- Material for the task -
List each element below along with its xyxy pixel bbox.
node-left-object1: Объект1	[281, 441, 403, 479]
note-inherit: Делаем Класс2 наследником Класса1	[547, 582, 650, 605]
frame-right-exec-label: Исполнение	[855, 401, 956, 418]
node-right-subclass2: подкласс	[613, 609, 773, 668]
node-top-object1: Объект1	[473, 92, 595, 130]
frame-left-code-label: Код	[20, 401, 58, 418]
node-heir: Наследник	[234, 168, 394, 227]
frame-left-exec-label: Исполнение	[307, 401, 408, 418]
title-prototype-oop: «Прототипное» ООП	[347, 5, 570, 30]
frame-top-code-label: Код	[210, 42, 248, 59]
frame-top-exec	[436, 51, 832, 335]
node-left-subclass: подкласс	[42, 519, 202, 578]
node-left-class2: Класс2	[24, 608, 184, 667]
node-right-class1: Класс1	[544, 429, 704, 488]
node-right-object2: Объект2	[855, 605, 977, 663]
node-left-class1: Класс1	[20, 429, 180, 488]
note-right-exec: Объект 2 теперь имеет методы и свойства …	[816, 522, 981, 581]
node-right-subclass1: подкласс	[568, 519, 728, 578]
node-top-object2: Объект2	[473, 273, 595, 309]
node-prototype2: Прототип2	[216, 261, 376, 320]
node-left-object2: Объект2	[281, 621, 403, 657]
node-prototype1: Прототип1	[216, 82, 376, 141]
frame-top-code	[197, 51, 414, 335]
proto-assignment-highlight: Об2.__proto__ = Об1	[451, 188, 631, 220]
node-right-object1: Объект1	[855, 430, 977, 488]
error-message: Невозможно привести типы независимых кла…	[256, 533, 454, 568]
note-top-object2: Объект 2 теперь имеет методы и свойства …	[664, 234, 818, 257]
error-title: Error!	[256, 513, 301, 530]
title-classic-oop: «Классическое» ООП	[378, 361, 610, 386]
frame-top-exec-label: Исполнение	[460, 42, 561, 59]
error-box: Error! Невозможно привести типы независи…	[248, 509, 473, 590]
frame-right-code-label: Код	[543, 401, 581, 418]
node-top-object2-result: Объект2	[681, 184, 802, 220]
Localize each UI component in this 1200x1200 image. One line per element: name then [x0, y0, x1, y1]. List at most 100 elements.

* * *

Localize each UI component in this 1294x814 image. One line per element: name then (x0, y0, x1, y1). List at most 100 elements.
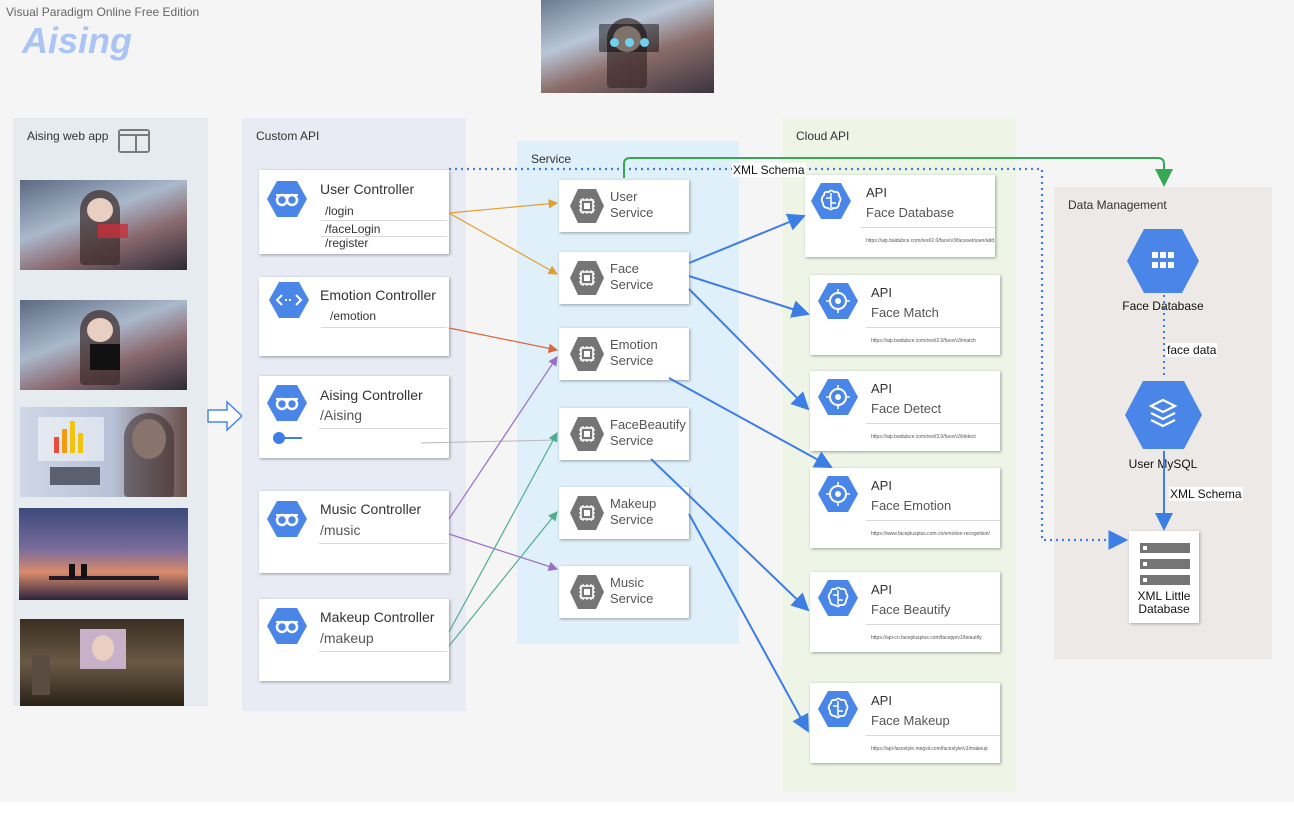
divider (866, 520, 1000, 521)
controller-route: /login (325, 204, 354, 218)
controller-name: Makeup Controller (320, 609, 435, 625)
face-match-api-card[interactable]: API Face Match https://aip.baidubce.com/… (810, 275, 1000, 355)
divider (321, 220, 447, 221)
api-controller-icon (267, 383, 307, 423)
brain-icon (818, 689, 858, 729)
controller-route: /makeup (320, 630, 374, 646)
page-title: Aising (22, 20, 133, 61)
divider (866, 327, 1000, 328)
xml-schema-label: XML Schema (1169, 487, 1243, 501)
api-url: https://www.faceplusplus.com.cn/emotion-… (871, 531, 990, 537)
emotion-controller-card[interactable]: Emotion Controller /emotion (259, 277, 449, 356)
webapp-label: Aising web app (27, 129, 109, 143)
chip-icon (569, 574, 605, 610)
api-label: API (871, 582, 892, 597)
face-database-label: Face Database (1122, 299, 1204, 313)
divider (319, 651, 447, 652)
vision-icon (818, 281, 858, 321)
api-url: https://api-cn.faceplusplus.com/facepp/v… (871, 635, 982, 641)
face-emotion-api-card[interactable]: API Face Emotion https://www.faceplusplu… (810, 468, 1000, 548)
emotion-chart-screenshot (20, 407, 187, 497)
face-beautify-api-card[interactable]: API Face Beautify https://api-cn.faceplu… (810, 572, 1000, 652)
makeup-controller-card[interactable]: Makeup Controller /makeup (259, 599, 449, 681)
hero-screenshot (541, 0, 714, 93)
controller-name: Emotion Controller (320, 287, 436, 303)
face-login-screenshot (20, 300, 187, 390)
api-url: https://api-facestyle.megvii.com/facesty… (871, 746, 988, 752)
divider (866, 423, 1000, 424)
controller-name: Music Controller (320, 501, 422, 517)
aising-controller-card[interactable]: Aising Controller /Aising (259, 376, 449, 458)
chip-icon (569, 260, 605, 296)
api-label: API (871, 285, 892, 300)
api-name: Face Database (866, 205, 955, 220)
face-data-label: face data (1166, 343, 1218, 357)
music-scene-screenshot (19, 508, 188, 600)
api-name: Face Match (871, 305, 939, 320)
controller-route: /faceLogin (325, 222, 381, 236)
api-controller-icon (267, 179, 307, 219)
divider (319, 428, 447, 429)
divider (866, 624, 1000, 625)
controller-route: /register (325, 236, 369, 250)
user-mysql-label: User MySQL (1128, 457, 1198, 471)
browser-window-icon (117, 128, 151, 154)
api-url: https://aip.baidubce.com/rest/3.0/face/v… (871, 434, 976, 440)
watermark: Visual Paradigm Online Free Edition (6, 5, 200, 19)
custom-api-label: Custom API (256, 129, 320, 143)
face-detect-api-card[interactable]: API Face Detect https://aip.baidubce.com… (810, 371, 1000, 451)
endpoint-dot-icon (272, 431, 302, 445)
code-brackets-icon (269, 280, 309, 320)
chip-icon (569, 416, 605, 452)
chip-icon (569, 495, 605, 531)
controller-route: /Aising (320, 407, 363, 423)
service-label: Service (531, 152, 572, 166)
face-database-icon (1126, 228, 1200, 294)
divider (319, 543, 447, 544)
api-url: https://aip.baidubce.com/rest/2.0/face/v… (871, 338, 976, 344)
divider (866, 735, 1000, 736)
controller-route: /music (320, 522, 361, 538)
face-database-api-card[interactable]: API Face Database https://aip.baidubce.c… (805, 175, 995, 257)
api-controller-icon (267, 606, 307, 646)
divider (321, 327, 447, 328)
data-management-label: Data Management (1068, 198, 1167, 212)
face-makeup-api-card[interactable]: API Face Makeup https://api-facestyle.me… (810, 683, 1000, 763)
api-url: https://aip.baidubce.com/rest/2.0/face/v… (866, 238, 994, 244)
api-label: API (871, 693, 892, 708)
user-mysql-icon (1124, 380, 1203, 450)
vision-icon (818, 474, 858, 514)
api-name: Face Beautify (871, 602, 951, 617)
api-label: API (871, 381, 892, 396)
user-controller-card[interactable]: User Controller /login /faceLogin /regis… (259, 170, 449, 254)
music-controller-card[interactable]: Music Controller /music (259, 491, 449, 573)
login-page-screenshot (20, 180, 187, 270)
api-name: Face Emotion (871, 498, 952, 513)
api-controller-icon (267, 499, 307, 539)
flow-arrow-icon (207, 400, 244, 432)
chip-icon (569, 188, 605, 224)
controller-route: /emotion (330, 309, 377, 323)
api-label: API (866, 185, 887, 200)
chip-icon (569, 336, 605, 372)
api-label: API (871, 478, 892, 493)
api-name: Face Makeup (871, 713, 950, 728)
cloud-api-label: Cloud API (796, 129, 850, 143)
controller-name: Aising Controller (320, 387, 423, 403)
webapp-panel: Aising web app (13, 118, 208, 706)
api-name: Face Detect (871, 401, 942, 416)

- Task requirements -
Convert the lines of the listing from the line containing "divider (866, 520, 1000, 521)" through the line containing "api-controller-icon (267, 383, 307, 423)", inclusive, into a JSON list of strings, one string per line, with blank lines left out.

- Correct answer -
[
  "divider (866, 520, 1000, 521)",
  "controller-route: /login (325, 204, 354, 218)",
  "controller-name: Makeup Controller (320, 609, 435, 625)",
  "face-match-api-card[interactable]: API Face Match https://aip.baidubce.com/… (810, 275, 1000, 355)",
  "divider (321, 220, 447, 221)",
  "api-controller-icon (267, 383, 307, 423)"
]